Data items:

/---

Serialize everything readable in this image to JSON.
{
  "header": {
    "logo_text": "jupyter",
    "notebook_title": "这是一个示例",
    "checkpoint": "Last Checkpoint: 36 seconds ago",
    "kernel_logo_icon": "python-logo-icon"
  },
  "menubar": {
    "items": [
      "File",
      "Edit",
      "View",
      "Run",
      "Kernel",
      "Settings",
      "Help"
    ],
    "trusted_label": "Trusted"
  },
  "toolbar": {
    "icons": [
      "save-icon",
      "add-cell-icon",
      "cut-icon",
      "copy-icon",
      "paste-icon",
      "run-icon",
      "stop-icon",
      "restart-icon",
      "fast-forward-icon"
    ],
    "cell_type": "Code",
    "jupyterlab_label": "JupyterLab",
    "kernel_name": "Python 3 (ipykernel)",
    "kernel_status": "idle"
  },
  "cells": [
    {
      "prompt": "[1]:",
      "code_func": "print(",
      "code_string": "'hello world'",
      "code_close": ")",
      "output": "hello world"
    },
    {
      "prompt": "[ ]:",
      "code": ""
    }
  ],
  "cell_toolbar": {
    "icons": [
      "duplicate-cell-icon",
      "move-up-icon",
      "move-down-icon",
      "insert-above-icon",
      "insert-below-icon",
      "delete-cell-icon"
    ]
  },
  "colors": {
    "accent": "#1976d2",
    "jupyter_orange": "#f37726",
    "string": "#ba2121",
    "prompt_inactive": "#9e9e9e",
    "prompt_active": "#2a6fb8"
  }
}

\---

Retype all the records, matching them exactly.

Serialize everything readable in this image to JSON.
{
  "header": {
    "logo_text": "jupyter",
    "notebook_title": "这是一个示例",
    "checkpoint": "Last Checkpoint: 36 seconds ago",
    "kernel_logo_icon": "python-logo-icon"
  },
  "menubar": {
    "items": [
      "File",
      "Edit",
      "View",
      "Run",
      "Kernel",
      "Settings",
      "Help"
    ],
    "trusted_label": "Trusted"
  },
  "toolbar": {
    "icons": [
      "save-icon",
      "add-cell-icon",
      "cut-icon",
      "copy-icon",
      "paste-icon",
      "run-icon",
      "stop-icon",
      "restart-icon",
      "fast-forward-icon"
    ],
    "cell_type": "Code",
    "jupyterlab_label": "JupyterLab",
    "kernel_name": "Python 3 (ipykernel)",
    "kernel_status": "idle"
  },
  "cells": [
    {
      "prompt": "[1]:",
      "code_func": "print(",
      "code_string": "'hello world'",
      "code_close": ")",
      "output": "hello world"
    },
    {
      "prompt": "[ ]:",
      "code": ""
    }
  ],
  "cell_toolbar": {
    "icons": [
      "duplicate-cell-icon",
      "move-up-icon",
      "move-down-icon",
      "insert-above-icon",
      "insert-below-icon",
      "delete-cell-icon"
    ]
  },
  "colors": {
    "accent": "#1976d2",
    "jupyter_orange": "#f37726",
    "string": "#ba2121",
    "prompt_inactive": "#9e9e9e",
    "prompt_active": "#2a6fb8"
  }
}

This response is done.